Given task
Please give the data below again in full, exactly as it stands.

Data supplied
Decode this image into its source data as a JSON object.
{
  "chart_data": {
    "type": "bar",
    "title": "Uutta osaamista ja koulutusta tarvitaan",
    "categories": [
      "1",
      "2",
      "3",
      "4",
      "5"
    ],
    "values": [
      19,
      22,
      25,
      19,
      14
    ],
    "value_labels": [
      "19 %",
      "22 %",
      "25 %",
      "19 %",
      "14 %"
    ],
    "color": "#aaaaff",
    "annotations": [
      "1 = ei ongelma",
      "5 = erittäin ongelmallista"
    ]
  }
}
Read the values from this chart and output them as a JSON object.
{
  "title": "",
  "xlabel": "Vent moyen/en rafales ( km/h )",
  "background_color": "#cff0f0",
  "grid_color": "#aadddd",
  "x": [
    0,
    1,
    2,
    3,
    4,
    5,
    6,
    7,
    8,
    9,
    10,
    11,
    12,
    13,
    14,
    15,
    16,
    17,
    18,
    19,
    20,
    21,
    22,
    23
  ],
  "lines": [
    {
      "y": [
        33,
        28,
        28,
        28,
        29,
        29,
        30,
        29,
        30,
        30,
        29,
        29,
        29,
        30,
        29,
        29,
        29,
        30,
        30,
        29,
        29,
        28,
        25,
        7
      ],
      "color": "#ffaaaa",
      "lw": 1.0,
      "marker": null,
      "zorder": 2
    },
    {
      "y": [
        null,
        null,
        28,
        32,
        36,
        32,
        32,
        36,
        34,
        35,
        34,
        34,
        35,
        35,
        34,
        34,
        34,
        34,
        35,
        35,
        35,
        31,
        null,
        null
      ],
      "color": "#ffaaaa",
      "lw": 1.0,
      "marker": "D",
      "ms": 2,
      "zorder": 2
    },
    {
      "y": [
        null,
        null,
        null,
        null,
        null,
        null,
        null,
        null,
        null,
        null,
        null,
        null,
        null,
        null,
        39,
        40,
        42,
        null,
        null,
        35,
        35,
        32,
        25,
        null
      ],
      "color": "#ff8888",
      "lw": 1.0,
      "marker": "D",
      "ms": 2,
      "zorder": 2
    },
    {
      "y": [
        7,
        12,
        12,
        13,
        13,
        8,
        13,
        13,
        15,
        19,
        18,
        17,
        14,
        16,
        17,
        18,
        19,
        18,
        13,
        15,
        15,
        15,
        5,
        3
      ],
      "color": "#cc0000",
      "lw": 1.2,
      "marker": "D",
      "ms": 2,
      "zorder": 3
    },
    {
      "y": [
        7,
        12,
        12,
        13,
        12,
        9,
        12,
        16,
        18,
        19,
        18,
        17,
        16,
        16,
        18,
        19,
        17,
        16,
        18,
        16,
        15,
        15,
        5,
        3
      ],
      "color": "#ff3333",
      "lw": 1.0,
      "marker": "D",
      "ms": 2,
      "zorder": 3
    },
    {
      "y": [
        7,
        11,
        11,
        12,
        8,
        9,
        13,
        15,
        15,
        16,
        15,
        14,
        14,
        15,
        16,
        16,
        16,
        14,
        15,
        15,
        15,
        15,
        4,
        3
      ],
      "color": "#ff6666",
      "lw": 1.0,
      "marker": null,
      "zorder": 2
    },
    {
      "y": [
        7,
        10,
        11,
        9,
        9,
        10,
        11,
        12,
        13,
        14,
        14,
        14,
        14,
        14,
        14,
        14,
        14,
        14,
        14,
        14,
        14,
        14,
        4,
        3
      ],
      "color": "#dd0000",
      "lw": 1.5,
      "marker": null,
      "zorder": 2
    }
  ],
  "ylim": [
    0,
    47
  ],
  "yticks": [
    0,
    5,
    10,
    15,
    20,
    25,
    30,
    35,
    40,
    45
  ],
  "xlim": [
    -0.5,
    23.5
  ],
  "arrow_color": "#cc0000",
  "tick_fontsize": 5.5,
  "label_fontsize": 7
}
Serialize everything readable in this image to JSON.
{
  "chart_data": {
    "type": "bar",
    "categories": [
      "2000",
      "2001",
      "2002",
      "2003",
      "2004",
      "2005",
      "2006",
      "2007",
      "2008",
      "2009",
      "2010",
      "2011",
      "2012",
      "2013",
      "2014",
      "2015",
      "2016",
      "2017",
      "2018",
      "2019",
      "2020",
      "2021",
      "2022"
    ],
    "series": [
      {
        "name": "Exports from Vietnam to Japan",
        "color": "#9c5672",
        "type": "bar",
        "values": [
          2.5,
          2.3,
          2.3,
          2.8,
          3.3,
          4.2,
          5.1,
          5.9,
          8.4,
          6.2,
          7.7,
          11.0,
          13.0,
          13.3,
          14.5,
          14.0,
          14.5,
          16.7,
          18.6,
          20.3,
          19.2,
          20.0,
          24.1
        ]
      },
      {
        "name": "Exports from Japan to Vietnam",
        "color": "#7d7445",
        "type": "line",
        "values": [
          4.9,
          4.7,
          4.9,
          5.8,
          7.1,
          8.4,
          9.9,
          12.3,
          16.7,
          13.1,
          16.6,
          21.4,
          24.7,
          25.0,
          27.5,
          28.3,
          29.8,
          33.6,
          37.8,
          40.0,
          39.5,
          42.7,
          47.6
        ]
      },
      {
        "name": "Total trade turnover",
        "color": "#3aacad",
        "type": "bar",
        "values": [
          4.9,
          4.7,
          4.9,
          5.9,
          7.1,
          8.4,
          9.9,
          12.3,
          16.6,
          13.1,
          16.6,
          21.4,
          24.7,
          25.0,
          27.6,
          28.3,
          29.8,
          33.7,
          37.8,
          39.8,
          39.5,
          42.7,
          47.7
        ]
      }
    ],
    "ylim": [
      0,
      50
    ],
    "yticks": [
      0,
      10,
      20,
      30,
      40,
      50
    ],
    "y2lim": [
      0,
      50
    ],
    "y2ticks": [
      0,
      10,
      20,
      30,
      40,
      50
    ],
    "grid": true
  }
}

The answer
Decode this image into its source data as a JSON object.
{
  "chart_data": {
    "type": "bar",
    "title": "Uutta osaamista ja koulutusta tarvitaan",
    "categories": [
      "1",
      "2",
      "3",
      "4",
      "5"
    ],
    "values": [
      19,
      22,
      25,
      19,
      14
    ],
    "value_labels": [
      "19 %",
      "22 %",
      "25 %",
      "19 %",
      "14 %"
    ],
    "color": "#aaaaff",
    "annotations": [
      "1 = ei ongelma",
      "5 = erittäin ongelmallista"
    ]
  }
}
Read the values from this chart and output them as a JSON object.
{
  "title": "",
  "xlabel": "Vent moyen/en rafales ( km/h )",
  "background_color": "#cff0f0",
  "grid_color": "#aadddd",
  "x": [
    0,
    1,
    2,
    3,
    4,
    5,
    6,
    7,
    8,
    9,
    10,
    11,
    12,
    13,
    14,
    15,
    16,
    17,
    18,
    19,
    20,
    21,
    22,
    23
  ],
  "lines": [
    {
      "y": [
        33,
        28,
        28,
        28,
        29,
        29,
        30,
        29,
        30,
        30,
        29,
        29,
        29,
        30,
        29,
        29,
        29,
        30,
        30,
        29,
        29,
        28,
        25,
        7
      ],
      "color": "#ffaaaa",
      "lw": 1.0,
      "marker": null,
      "zorder": 2
    },
    {
      "y": [
        null,
        null,
        28,
        32,
        36,
        32,
        32,
        36,
        34,
        35,
        34,
        34,
        35,
        35,
        34,
        34,
        34,
        34,
        35,
        35,
        35,
        31,
        null,
        null
      ],
      "color": "#ffaaaa",
      "lw": 1.0,
      "marker": "D",
      "ms": 2,
      "zorder": 2
    },
    {
      "y": [
        null,
        null,
        null,
        null,
        null,
        null,
        null,
        null,
        null,
        null,
        null,
        null,
        null,
        null,
        39,
        40,
        42,
        null,
        null,
        35,
        35,
        32,
        25,
        null
      ],
      "color": "#ff8888",
      "lw": 1.0,
      "marker": "D",
      "ms": 2,
      "zorder": 2
    },
    {
      "y": [
        7,
        12,
        12,
        13,
        13,
        8,
        13,
        13,
        15,
        19,
        18,
        17,
        14,
        16,
        17,
        18,
        19,
        18,
        13,
        15,
        15,
        15,
        5,
        3
      ],
      "color": "#cc0000",
      "lw": 1.2,
      "marker": "D",
      "ms": 2,
      "zorder": 3
    },
    {
      "y": [
        7,
        12,
        12,
        13,
        12,
        9,
        12,
        16,
        18,
        19,
        18,
        17,
        16,
        16,
        18,
        19,
        17,
        16,
        18,
        16,
        15,
        15,
        5,
        3
      ],
      "color": "#ff3333",
      "lw": 1.0,
      "marker": "D",
      "ms": 2,
      "zorder": 3
    },
    {
      "y": [
        7,
        11,
        11,
        12,
        8,
        9,
        13,
        15,
        15,
        16,
        15,
        14,
        14,
        15,
        16,
        16,
        16,
        14,
        15,
        15,
        15,
        15,
        4,
        3
      ],
      "color": "#ff6666",
      "lw": 1.0,
      "marker": null,
      "zorder": 2
    },
    {
      "y": [
        7,
        10,
        11,
        9,
        9,
        10,
        11,
        12,
        13,
        14,
        14,
        14,
        14,
        14,
        14,
        14,
        14,
        14,
        14,
        14,
        14,
        14,
        4,
        3
      ],
      "color": "#dd0000",
      "lw": 1.5,
      "marker": null,
      "zorder": 2
    }
  ],
  "ylim": [
    0,
    47
  ],
  "yticks": [
    0,
    5,
    10,
    15,
    20,
    25,
    30,
    35,
    40,
    45
  ],
  "xlim": [
    -0.5,
    23.5
  ],
  "arrow_color": "#cc0000",
  "tick_fontsize": 5.5,
  "label_fontsize": 7
}
Serialize everything readable in this image to JSON.
{
  "chart_data": {
    "type": "bar",
    "categories": [
      "2000",
      "2001",
      "2002",
      "2003",
      "2004",
      "2005",
      "2006",
      "2007",
      "2008",
      "2009",
      "2010",
      "2011",
      "2012",
      "2013",
      "2014",
      "2015",
      "2016",
      "2017",
      "2018",
      "2019",
      "2020",
      "2021",
      "2022"
    ],
    "series": [
      {
        "name": "Exports from Vietnam to Japan",
        "color": "#9c5672",
        "type": "bar",
        "values": [
          2.5,
          2.3,
          2.3,
          2.8,
          3.3,
          4.2,
          5.1,
          5.9,
          8.4,
          6.2,
          7.7,
          11.0,
          13.0,
          13.3,
          14.5,
          14.0,
          14.5,
          16.7,
          18.6,
          20.3,
          19.2,
          20.0,
          24.1
        ]
      },
      {
        "name": "Exports from Japan to Vietnam",
        "color": "#7d7445",
        "type": "line",
        "values": [
          4.9,
          4.7,
          4.9,
          5.8,
          7.1,
          8.4,
          9.9,
          12.3,
          16.7,
          13.1,
          16.6,
          21.4,
          24.7,
          25.0,
          27.5,
          28.3,
          29.8,
          33.6,
          37.8,
          40.0,
          39.5,
          42.7,
          47.6
        ]
      },
      {
        "name": "Total trade turnover",
        "color": "#3aacad",
        "type": "bar",
        "values": [
          4.9,
          4.7,
          4.9,
          5.9,
          7.1,
          8.4,
          9.9,
          12.3,
          16.6,
          13.1,
          16.6,
          21.4,
          24.7,
          25.0,
          27.6,
          28.3,
          29.8,
          33.7,
          37.8,
          39.8,
          39.5,
          42.7,
          47.7
        ]
      }
    ],
    "ylim": [
      0,
      50
    ],
    "yticks": [
      0,
      10,
      20,
      30,
      40,
      50
    ],
    "y2lim": [
      0,
      50
    ],
    "y2ticks": [
      0,
      10,
      20,
      30,
      40,
      50
    ],
    "grid": true
  }
}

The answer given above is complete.